» **EXERCISE TASK**
Copy the listing below in full and skip every picture.

══ SUPPLIED DATA ══

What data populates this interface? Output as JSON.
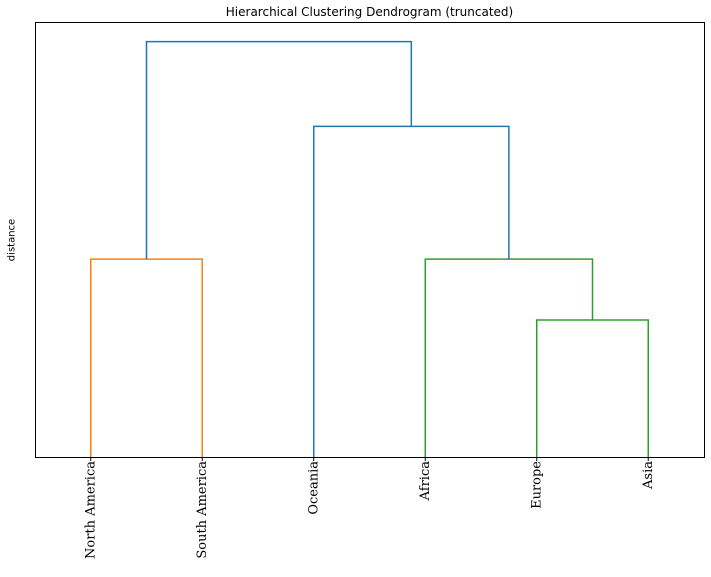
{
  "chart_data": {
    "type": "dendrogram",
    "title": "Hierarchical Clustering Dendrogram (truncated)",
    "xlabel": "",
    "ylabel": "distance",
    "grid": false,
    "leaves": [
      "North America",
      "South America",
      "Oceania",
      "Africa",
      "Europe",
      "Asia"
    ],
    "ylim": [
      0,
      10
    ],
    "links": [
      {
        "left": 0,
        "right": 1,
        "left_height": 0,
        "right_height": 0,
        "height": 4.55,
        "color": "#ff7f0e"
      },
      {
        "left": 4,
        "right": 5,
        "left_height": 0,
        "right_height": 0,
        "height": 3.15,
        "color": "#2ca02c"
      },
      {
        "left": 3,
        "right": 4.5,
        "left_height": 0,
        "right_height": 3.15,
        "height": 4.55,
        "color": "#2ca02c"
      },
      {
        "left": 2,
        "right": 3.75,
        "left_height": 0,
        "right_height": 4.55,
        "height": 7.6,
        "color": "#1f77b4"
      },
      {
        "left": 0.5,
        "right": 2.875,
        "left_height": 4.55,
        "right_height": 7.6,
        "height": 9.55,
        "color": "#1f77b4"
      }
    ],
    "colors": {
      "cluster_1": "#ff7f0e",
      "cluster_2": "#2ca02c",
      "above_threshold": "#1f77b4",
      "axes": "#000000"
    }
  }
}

═══

» **RIGHT ANSWER**
What data populates this interface? Output as JSON.
{
  "chart_data": {
    "type": "dendrogram",
    "title": "Hierarchical Clustering Dendrogram (truncated)",
    "xlabel": "",
    "ylabel": "distance",
    "grid": false,
    "leaves": [
      "North America",
      "South America",
      "Oceania",
      "Africa",
      "Europe",
      "Asia"
    ],
    "ylim": [
      0,
      10
    ],
    "links": [
      {
        "left": 0,
        "right": 1,
        "left_height": 0,
        "right_height": 0,
        "height": 4.55,
        "color": "#ff7f0e"
      },
      {
        "left": 4,
        "right": 5,
        "left_height": 0,
        "right_height": 0,
        "height": 3.15,
        "color": "#2ca02c"
      },
      {
        "left": 3,
        "right": 4.5,
        "left_height": 0,
        "right_height": 3.15,
        "height": 4.55,
        "color": "#2ca02c"
      },
      {
        "left": 2,
        "right": 3.75,
        "left_height": 0,
        "right_height": 4.55,
        "height": 7.6,
        "color": "#1f77b4"
      },
      {
        "left": 0.5,
        "right": 2.875,
        "left_height": 4.55,
        "right_height": 7.6,
        "height": 9.55,
        "color": "#1f77b4"
      }
    ],
    "colors": {
      "cluster_1": "#ff7f0e",
      "cluster_2": "#2ca02c",
      "above_threshold": "#1f77b4",
      "axes": "#000000"
    }
  }
}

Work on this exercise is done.